Job: Search the listing below for the string "субсидий" and copy every line where it occurs.

-- begin Data supplied --

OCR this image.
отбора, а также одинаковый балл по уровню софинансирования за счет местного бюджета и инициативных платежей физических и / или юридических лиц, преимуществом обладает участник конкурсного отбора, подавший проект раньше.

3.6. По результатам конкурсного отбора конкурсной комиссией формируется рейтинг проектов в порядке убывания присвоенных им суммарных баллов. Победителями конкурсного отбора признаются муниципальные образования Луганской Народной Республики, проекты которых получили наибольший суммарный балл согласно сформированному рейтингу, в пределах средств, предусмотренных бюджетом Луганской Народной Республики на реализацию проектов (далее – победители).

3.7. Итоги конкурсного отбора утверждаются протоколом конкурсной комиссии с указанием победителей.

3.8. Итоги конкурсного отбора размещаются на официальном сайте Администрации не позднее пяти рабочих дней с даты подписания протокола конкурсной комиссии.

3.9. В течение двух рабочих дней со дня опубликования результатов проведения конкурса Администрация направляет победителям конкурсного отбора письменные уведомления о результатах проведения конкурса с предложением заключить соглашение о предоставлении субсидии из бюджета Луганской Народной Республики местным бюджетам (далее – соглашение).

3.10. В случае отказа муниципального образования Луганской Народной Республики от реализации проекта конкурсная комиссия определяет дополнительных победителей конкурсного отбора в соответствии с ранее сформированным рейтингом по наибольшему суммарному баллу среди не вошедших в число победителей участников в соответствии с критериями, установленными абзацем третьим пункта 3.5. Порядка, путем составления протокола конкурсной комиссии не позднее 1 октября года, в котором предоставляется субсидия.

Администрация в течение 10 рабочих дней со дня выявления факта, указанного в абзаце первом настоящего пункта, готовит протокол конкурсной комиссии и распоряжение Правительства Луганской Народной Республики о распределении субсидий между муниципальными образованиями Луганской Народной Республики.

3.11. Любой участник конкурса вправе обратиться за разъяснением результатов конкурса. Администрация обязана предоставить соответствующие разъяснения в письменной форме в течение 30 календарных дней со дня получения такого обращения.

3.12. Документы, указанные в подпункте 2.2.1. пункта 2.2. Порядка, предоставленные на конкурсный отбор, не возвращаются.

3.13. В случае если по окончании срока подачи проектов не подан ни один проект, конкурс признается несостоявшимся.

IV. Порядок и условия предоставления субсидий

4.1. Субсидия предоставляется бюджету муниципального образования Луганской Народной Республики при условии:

-- end Data supplied --

Answer to the exercise:
Администрация в течение 10 рабочих дней со дня выявления факта, указанного в абзаце первом настоящего пункта, готовит протокол конкурсной комиссии и распоряжение Правительства Луганской Народной Республики о распределении субсидий между муниципальными образованиями Луганской Народной Республики.
IV. Порядок и условия предоставления субсидий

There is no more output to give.